Source excerpt >>
══════════

Oconee County officials are still waiting on Presbyterian Homes to indicate how much money it wants the county to borrow through bond sales to help finance construction of its Presbyterian Village Athens on U.S. 441 at Hog Mountain Road.
In the last two weeks the company began land clearance and construction of a chain-link fence along U.S. 441 for its complex. The county had issued a Land Disturbance Permit for the 79-acre property nearly a year ago.
The chain link fence is covered with signage promoting the Continuing Care Retirement Community, but county code enforcement officials say those signs will have to be removed because they are in violation of county code.
Rick Waller said at the meeting of the county’s Industrial Development Authority on Monday that the county has not received the documents from Presbyterian Homes that are needed for the Authority to move forward on the bond sales. Waller is chair of the Authority.
The Authority in May passed a resolution “preliminarily approving” the issuance of revenue bonds for Presbyterian Homes pending receipt of further documents specifying, among other things, the amount to be borrowed.
The resolution states that the Authority will need to pass “a Bond resolution approving such documents” before the agreement is final.
Waller’s update on Presbyterian Homes was in response to a question from Tom Remar, 1521 Crystal Hills Drive, made during the citizen comment section of Monday’s Industrial Development Authority meeting.
|New Fence And Advertisements On U.S. 441|
Remar said that he and others, particularly in the Crystal Hills subdivision behind the Presbyterian Village, are “real concerned” about the county’s role in the financing.

══════════

Data section >>
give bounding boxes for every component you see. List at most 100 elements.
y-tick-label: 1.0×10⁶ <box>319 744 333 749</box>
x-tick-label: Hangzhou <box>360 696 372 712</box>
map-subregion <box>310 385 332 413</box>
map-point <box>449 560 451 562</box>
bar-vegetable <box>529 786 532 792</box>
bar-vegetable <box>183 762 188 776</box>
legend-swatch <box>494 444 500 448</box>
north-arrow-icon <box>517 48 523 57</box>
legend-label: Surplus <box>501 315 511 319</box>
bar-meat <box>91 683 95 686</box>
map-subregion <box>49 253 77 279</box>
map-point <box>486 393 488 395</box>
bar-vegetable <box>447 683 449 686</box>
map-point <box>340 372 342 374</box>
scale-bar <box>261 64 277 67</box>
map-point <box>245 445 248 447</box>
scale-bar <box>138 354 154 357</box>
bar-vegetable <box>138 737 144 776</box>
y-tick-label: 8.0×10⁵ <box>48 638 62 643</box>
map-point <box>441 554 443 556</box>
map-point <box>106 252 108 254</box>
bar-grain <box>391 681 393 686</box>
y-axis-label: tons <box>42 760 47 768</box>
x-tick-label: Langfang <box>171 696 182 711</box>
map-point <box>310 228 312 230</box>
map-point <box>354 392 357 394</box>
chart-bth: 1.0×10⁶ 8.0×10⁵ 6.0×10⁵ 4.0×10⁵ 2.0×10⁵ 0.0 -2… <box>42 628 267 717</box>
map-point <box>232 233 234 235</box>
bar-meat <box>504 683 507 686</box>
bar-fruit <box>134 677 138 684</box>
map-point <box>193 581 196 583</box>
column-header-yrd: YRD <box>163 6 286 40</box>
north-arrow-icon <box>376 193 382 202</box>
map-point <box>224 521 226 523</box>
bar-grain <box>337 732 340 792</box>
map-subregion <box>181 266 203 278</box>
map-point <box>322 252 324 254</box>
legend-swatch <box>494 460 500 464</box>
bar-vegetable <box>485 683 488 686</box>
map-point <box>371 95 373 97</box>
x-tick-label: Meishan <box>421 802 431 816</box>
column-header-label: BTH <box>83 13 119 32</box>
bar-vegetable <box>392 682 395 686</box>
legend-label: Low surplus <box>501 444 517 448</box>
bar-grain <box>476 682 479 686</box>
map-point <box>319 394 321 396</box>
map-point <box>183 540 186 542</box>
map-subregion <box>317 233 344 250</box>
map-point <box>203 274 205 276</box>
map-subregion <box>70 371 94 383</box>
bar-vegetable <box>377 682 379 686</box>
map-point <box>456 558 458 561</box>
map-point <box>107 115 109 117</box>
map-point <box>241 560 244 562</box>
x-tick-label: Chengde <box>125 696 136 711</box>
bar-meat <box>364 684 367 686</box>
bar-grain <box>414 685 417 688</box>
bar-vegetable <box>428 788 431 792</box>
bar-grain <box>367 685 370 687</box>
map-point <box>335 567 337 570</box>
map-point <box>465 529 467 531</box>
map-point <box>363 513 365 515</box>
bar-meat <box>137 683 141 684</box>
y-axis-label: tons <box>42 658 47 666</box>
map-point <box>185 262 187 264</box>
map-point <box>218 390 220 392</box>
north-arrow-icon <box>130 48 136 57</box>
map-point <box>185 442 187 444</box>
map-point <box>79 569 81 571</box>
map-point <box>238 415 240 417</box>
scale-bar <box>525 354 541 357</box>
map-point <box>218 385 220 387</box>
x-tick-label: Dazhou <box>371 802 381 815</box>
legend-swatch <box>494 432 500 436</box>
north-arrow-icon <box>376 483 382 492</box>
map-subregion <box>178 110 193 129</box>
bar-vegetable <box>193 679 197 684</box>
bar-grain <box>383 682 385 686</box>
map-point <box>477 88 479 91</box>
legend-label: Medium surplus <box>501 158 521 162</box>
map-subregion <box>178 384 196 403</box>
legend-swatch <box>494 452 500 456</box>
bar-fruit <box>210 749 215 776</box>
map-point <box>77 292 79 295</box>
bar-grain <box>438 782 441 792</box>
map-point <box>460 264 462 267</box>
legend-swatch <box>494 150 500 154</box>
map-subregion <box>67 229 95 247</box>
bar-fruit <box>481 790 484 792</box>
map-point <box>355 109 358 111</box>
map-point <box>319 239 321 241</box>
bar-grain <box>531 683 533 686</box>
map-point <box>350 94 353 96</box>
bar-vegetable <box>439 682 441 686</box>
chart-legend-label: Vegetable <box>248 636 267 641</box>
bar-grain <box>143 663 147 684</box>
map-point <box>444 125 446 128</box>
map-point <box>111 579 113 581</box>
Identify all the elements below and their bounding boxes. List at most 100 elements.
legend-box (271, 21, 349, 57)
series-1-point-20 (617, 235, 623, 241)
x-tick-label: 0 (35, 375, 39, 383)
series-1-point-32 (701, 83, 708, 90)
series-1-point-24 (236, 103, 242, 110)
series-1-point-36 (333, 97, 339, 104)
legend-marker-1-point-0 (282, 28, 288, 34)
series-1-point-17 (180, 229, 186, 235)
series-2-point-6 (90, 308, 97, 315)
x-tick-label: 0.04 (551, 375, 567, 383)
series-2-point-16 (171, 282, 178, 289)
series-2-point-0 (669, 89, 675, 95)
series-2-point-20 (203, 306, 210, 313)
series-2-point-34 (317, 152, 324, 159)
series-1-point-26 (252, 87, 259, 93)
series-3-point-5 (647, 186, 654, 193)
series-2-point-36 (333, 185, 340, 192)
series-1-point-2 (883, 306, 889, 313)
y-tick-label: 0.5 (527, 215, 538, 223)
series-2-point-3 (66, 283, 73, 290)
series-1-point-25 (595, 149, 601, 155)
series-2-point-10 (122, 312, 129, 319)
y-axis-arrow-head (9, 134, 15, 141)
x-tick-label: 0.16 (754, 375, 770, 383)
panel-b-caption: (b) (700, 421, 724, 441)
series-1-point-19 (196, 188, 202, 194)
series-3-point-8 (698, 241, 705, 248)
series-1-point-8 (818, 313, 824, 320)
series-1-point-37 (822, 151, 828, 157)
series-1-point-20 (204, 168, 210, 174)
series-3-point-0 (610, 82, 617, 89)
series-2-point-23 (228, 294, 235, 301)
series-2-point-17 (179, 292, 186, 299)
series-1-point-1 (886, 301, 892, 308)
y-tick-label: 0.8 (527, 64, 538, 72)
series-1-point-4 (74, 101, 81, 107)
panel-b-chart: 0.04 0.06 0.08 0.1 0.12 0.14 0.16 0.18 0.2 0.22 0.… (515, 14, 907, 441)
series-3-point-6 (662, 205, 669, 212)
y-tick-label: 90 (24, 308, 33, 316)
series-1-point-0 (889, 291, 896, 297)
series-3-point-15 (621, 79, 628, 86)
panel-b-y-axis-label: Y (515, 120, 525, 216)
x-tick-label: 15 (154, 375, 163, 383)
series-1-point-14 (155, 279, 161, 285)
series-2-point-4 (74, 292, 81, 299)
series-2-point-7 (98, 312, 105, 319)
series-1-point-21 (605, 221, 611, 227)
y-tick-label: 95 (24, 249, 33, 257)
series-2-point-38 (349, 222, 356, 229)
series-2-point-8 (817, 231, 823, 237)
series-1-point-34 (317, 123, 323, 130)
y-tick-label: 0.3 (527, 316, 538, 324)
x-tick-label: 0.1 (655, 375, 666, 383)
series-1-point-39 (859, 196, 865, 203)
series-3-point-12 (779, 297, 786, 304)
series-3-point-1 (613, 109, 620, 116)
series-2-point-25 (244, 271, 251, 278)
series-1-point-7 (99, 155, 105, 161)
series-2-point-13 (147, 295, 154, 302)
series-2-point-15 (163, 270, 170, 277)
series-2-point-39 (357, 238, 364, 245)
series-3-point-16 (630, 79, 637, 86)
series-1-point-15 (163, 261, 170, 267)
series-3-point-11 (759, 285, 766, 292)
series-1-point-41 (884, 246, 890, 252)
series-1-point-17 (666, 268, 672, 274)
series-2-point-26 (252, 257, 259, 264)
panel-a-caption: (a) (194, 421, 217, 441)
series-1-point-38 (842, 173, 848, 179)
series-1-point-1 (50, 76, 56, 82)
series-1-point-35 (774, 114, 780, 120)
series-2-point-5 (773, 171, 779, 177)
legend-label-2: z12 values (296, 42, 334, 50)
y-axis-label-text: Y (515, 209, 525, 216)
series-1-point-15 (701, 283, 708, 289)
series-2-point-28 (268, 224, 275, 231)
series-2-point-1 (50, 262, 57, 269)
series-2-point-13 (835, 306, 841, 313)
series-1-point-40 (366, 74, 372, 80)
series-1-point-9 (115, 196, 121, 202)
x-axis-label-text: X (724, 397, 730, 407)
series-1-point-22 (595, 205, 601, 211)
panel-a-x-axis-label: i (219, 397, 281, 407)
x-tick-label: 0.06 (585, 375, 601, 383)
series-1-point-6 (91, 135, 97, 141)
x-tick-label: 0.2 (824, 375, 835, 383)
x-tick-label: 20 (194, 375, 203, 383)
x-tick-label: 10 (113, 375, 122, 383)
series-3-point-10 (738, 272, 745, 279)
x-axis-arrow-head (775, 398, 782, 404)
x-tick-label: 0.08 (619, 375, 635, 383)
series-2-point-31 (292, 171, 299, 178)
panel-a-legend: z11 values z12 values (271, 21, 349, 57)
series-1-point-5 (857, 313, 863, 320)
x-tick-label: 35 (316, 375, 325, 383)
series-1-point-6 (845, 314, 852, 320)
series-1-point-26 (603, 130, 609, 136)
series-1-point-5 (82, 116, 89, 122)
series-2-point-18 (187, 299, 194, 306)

══════════

Exercise prompt >> According to the article on financing for Presbyterian Village Athens, how large is the property the county issued a Land Disturbance Permit for? The data shown above has nothing to do with what is asked here.

Task response >> 79 acres